→ Work to complete
Extract, from the listing that follows, each line containing the word "disebut".

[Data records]

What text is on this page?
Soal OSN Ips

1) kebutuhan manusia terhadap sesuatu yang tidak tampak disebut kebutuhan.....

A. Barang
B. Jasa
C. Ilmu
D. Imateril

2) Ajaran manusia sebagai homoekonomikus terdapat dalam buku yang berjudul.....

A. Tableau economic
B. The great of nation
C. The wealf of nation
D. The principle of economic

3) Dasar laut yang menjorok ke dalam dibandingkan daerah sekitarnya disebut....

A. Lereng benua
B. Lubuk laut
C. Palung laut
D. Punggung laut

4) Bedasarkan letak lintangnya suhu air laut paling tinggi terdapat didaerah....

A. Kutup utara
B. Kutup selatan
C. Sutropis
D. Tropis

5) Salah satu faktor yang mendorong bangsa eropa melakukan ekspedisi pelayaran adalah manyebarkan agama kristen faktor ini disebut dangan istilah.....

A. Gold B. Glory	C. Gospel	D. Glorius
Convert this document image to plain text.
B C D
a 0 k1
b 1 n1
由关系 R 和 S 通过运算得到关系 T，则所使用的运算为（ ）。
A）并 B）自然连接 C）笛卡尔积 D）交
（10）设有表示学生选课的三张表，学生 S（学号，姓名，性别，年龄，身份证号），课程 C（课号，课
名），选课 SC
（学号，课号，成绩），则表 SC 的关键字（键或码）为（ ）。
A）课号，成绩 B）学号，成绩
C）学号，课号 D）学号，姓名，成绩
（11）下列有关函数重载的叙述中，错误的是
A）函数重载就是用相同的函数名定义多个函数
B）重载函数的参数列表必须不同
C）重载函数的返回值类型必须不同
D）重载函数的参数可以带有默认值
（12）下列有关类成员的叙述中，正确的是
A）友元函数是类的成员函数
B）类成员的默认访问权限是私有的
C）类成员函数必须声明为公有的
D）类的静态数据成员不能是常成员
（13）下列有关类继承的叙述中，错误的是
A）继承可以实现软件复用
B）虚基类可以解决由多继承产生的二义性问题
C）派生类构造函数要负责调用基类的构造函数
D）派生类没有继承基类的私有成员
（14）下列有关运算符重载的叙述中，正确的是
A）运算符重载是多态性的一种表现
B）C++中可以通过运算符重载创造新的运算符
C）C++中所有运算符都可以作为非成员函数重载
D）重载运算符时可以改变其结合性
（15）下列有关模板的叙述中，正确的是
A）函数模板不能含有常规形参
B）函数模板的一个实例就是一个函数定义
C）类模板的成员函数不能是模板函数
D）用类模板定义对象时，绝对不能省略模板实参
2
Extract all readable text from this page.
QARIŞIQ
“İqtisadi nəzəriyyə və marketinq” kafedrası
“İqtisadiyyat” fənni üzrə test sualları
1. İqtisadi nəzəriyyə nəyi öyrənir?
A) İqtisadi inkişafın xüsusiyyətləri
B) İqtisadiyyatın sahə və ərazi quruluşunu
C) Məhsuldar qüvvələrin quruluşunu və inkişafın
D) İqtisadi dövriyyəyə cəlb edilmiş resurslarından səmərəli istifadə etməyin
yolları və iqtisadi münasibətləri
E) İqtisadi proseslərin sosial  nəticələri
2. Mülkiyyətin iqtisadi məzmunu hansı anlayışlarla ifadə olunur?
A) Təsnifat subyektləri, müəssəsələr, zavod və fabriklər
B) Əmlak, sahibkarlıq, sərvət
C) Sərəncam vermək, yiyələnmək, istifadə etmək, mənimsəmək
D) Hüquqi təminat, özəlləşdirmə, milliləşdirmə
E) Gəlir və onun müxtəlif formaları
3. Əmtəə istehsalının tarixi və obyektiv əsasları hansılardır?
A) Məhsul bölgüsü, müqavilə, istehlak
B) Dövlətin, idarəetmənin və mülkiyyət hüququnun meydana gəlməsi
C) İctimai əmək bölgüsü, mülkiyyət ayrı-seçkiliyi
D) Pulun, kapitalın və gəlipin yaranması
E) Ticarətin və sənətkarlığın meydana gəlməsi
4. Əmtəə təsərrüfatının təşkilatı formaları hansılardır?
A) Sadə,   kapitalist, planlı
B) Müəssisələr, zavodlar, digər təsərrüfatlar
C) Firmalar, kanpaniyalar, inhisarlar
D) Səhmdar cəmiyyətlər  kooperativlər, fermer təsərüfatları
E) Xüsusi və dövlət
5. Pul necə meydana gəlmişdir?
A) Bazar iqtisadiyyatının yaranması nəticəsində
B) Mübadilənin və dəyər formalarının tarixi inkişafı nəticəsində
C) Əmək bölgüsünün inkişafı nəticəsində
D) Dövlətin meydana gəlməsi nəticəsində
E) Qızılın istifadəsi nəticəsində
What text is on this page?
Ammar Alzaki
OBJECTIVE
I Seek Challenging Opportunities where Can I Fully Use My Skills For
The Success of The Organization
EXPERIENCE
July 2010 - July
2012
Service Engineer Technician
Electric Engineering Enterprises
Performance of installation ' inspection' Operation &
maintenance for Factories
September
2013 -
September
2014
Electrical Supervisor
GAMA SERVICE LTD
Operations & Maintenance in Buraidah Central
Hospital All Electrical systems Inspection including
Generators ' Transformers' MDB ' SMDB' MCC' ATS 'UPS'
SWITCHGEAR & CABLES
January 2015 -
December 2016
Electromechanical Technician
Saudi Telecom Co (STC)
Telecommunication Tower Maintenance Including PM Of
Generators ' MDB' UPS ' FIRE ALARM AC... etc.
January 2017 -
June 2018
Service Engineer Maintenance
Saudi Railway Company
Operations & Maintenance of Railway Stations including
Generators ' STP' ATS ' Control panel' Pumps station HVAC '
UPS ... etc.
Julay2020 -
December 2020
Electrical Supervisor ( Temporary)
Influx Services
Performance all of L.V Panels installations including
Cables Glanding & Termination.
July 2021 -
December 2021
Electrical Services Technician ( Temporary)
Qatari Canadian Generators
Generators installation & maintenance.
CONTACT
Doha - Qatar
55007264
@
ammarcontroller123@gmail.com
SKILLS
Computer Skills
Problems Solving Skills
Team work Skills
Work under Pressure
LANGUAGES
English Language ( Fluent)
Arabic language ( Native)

→ The answer
1) kebutuhan manusia terhadap sesuatu yang tidak tampak disebut kebutuhan.....
3) Dasar laut yang menjorok ke dalam dibandingkan daerah sekitarnya disebut....
5) Salah satu faktor yang mendorong bangsa eropa melakukan ekspedisi pelayaran adalah manyebarkan agama kristen faktor ini disebut dangan istilah.....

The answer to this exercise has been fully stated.